=== INSTRUCTIONS FOR THE TASK ===
Write out exactly the lines between the line containing "Decode this image" and the end of the records, counting both ends, and leave out all pictures.

[Dataset excerpts]
- - -
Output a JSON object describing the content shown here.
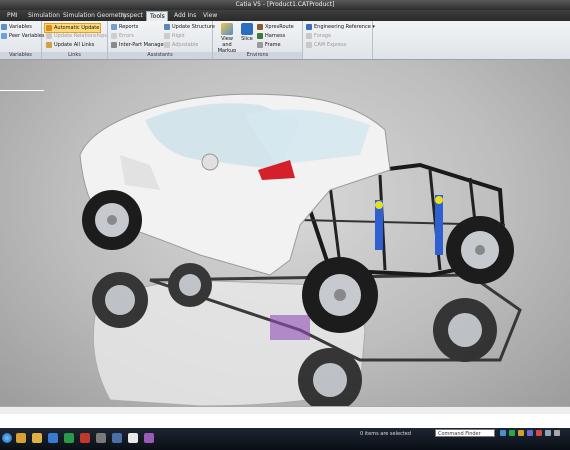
{
  "window": {
    "title": "Catia V5 - [Product1.CATProduct]"
  },
  "tabs": [
    {
      "label": "PMI"
    },
    {
      "label": "Simulation"
    },
    {
      "label": "Simulation Geometry"
    },
    {
      "label": "Inspect"
    },
    {
      "label": "Tools",
      "active": true
    },
    {
      "label": "Add Ins"
    },
    {
      "label": "View"
    }
  ],
  "ribbon": {
    "variables_group": {
      "caption": "Variables",
      "items": [
        "Variables",
        "Peer Variables"
      ]
    },
    "links_group": {
      "caption": "Links",
      "items": [
        "Automatic Update",
        "Update Relationships",
        "Update All Links"
      ]
    },
    "assistants_group": {
      "caption": "Assistants",
      "items_col1": [
        "Reports",
        "Errors",
        "Inter-Part Manager"
      ],
      "items_col2": [
        "Update Structure",
        "Rigid",
        "Adjustable"
      ]
    },
    "environs_group": {
      "caption": "Environs",
      "big": [
        "View and Markup",
        "XpresRoute"
      ],
      "big_short": [
        "View and",
        "Markup",
        "Slice"
      ],
      "items": [
        "XpresRoute",
        "Harness",
        "Frame"
      ]
    },
    "engineering_group": {
      "items": [
        "Engineering Reference",
        "Forage",
        "CAM Express"
      ]
    }
  },
  "statusbar": {
    "selection": "0 items are selected",
    "command_finder": "Command Finder"
  },
  "colors": {
    "ribbon_bg": "#e6e9ed",
    "highlight": "#ffd97a",
    "titlebar": "#3a3a3a",
    "viewport": "#c8c8c8"
  }
}
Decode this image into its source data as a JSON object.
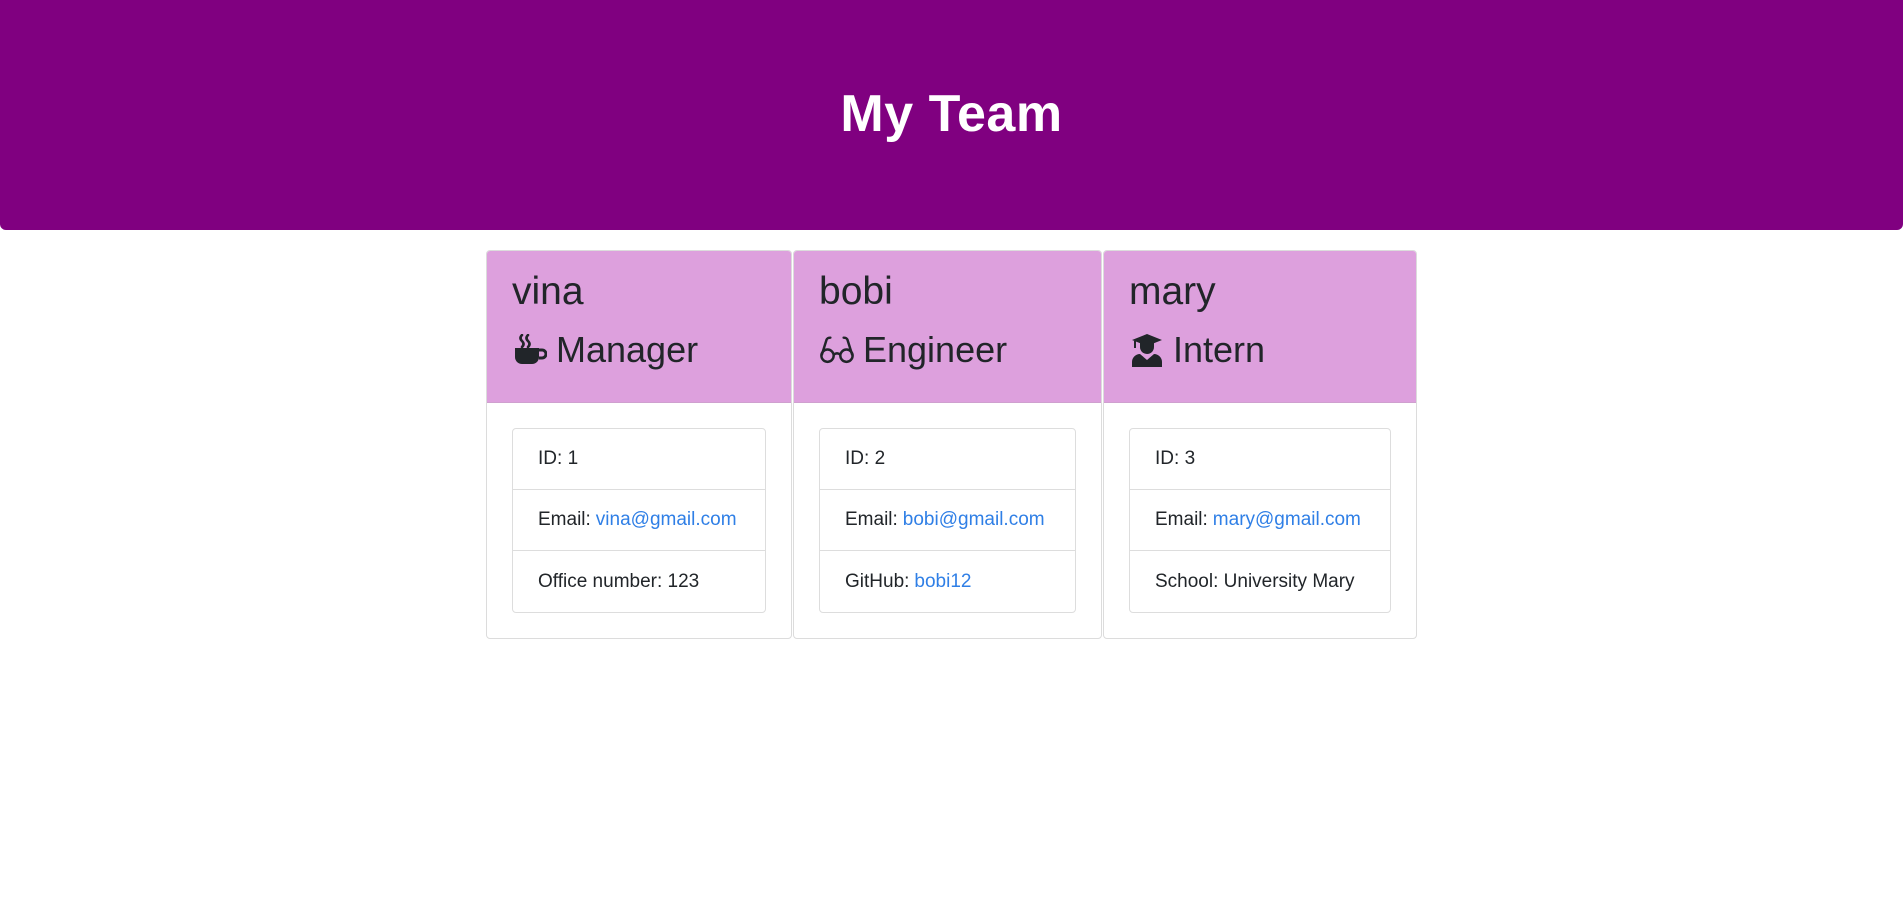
{
  "header": {
    "title": "My Team"
  },
  "colors": {
    "header_bg": "#800080",
    "card_header_bg": "#dda0dd",
    "link": "#2f7fe6"
  },
  "team": [
    {
      "name": "vina",
      "role": "Manager",
      "role_icon": "coffee-mug-icon",
      "id_label": "ID:",
      "id_value": "1",
      "email_label": "Email:",
      "email": "vina@gmail.com",
      "extra_label": "Office number:",
      "extra_value": "123"
    },
    {
      "name": "bobi",
      "role": "Engineer",
      "role_icon": "glasses-icon",
      "id_label": "ID:",
      "id_value": "2",
      "email_label": "Email:",
      "email": "bobi@gmail.com",
      "extra_label": "GitHub:",
      "extra_value": "bobi12"
    },
    {
      "name": "mary",
      "role": "Intern",
      "role_icon": "graduate-icon",
      "id_label": "ID:",
      "id_value": "3",
      "email_label": "Email:",
      "email": "mary@gmail.com",
      "extra_label": "School:",
      "extra_value": "University Mary"
    }
  ]
}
- - -
=== EXERCISE RESULT ===
Decode this image into its source data as a JSON object.
{
  "header": {
    "title": "My Team"
  },
  "colors": {
    "header_bg": "#800080",
    "card_header_bg": "#dda0dd",
    "link": "#2f7fe6"
  },
  "team": [
    {
      "name": "vina",
      "role": "Manager",
      "role_icon": "coffee-mug-icon",
      "id_label": "ID:",
      "id_value": "1",
      "email_label": "Email:",
      "email": "vina@gmail.com",
      "extra_label": "Office number:",
      "extra_value": "123"
    },
    {
      "name": "bobi",
      "role": "Engineer",
      "role_icon": "glasses-icon",
      "id_label": "ID:",
      "id_value": "2",
      "email_label": "Email:",
      "email": "bobi@gmail.com",
      "extra_label": "GitHub:",
      "extra_value": "bobi12"
    },
    {
      "name": "mary",
      "role": "Intern",
      "role_icon": "graduate-icon",
      "id_label": "ID:",
      "id_value": "3",
      "email_label": "Email:",
      "email": "mary@gmail.com",
      "extra_label": "School:",
      "extra_value": "University Mary"
    }
  ]
}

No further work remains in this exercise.